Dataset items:

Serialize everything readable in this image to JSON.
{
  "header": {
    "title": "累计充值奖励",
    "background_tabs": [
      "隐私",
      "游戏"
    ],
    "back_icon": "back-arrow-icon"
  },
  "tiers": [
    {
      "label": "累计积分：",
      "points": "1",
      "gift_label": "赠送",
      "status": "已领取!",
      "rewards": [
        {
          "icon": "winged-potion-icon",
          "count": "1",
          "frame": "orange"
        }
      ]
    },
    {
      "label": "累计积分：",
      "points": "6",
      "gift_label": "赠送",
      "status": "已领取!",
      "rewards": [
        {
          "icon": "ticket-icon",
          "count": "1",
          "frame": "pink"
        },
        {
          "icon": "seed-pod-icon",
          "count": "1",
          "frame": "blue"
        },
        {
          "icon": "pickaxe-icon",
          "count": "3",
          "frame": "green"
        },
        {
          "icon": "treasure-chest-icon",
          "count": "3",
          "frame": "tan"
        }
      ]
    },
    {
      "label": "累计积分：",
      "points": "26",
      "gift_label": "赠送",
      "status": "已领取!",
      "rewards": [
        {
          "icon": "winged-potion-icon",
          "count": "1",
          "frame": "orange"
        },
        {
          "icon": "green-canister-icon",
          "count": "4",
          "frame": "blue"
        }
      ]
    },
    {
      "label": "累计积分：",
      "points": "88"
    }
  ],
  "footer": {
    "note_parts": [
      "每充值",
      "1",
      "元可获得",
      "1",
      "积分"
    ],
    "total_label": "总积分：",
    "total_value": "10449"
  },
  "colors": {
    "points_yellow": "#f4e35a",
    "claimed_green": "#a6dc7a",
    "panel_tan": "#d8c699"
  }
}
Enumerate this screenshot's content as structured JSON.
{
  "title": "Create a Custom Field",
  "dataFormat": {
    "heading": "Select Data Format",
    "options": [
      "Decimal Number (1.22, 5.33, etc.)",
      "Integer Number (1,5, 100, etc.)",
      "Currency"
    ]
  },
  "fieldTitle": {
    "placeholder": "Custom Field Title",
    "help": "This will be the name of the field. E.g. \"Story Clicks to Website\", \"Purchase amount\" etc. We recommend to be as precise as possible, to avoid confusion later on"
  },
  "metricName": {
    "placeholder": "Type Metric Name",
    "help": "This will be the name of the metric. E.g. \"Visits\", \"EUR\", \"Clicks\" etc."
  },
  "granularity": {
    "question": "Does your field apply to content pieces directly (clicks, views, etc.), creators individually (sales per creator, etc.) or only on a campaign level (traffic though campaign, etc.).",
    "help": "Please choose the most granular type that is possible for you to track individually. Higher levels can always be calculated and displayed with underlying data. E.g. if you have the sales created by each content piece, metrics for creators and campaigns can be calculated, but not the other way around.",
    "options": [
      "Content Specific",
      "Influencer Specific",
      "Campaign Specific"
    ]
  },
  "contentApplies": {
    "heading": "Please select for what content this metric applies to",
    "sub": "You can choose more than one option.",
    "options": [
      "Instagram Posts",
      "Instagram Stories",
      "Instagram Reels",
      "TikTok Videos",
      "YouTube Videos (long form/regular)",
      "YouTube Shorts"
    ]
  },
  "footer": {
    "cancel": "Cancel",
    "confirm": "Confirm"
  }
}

Task to complete: From the records above, extract every line exactly as it stands.

Final result:
Serialize everything readable in this image to JSON.
{
  "header": {
    "title": "累计充值奖励",
    "background_tabs": [
      "隐私",
      "游戏"
    ],
    "back_icon": "back-arrow-icon"
  },
  "tiers": [
    {
      "label": "累计积分：",
      "points": "1",
      "gift_label": "赠送",
      "status": "已领取!",
      "rewards": [
        {
          "icon": "winged-potion-icon",
          "count": "1",
          "frame": "orange"
        }
      ]
    },
    {
      "label": "累计积分：",
      "points": "6",
      "gift_label": "赠送",
      "status": "已领取!",
      "rewards": [
        {
          "icon": "ticket-icon",
          "count": "1",
          "frame": "pink"
        },
        {
          "icon": "seed-pod-icon",
          "count": "1",
          "frame": "blue"
        },
        {
          "icon": "pickaxe-icon",
          "count": "3",
          "frame": "green"
        },
        {
          "icon": "treasure-chest-icon",
          "count": "3",
          "frame": "tan"
        }
      ]
    },
    {
      "label": "累计积分：",
      "points": "26",
      "gift_label": "赠送",
      "status": "已领取!",
      "rewards": [
        {
          "icon": "winged-potion-icon",
          "count": "1",
          "frame": "orange"
        },
        {
          "icon": "green-canister-icon",
          "count": "4",
          "frame": "blue"
        }
      ]
    },
    {
      "label": "累计积分：",
      "points": "88"
    }
  ],
  "footer": {
    "note_parts": [
      "每充值",
      "1",
      "元可获得",
      "1",
      "积分"
    ],
    "total_label": "总积分：",
    "total_value": "10449"
  },
  "colors": {
    "points_yellow": "#f4e35a",
    "claimed_green": "#a6dc7a",
    "panel_tan": "#d8c699"
  }
}
Enumerate this screenshot's content as structured JSON.
{
  "title": "Create a Custom Field",
  "dataFormat": {
    "heading": "Select Data Format",
    "options": [
      "Decimal Number (1.22, 5.33, etc.)",
      "Integer Number (1,5, 100, etc.)",
      "Currency"
    ]
  },
  "fieldTitle": {
    "placeholder": "Custom Field Title",
    "help": "This will be the name of the field. E.g. \"Story Clicks to Website\", \"Purchase amount\" etc. We recommend to be as precise as possible, to avoid confusion later on"
  },
  "metricName": {
    "placeholder": "Type Metric Name",
    "help": "This will be the name of the metric. E.g. \"Visits\", \"EUR\", \"Clicks\" etc."
  },
  "granularity": {
    "question": "Does your field apply to content pieces directly (clicks, views, etc.), creators individually (sales per creator, etc.) or only on a campaign level (traffic though campaign, etc.).",
    "help": "Please choose the most granular type that is possible for you to track individually. Higher levels can always be calculated and displayed with underlying data. E.g. if you have the sales created by each content piece, metrics for creators and campaigns can be calculated, but not the other way around.",
    "options": [
      "Content Specific",
      "Influencer Specific",
      "Campaign Specific"
    ]
  },
  "contentApplies": {
    "heading": "Please select for what content this metric applies to",
    "sub": "You can choose more than one option.",
    "options": [
      "Instagram Posts",
      "Instagram Stories",
      "Instagram Reels",
      "TikTok Videos",
      "YouTube Videos (long form/regular)",
      "YouTube Shorts"
    ]
  },
  "footer": {
    "cancel": "Cancel",
    "confirm": "Confirm"
  }
}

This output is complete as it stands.